* Start Record extracts *
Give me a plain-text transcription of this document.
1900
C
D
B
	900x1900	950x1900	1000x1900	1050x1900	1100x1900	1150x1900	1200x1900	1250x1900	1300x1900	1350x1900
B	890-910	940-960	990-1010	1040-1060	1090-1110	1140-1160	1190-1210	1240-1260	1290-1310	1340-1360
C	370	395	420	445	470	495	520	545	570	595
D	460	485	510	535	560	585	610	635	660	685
* End Record extracts *
*Requirements:* Faithfully copy every entry, leaving nothing out.

*Completed task:*
Give me a plain-text transcription of this document.
1900
C
D
B
	900x1900	950x1900	1000x1900	1050x1900	1100x1900	1150x1900	1200x1900	1250x1900	1300x1900	1350x1900
B	890-910	940-960	990-1010	1040-1060	1090-1110	1140-1160	1190-1210	1240-1260	1290-1310	1340-1360
C	370	395	420	445	470	495	520	545	570	595
D	460	485	510	535	560	585	610	635	660	685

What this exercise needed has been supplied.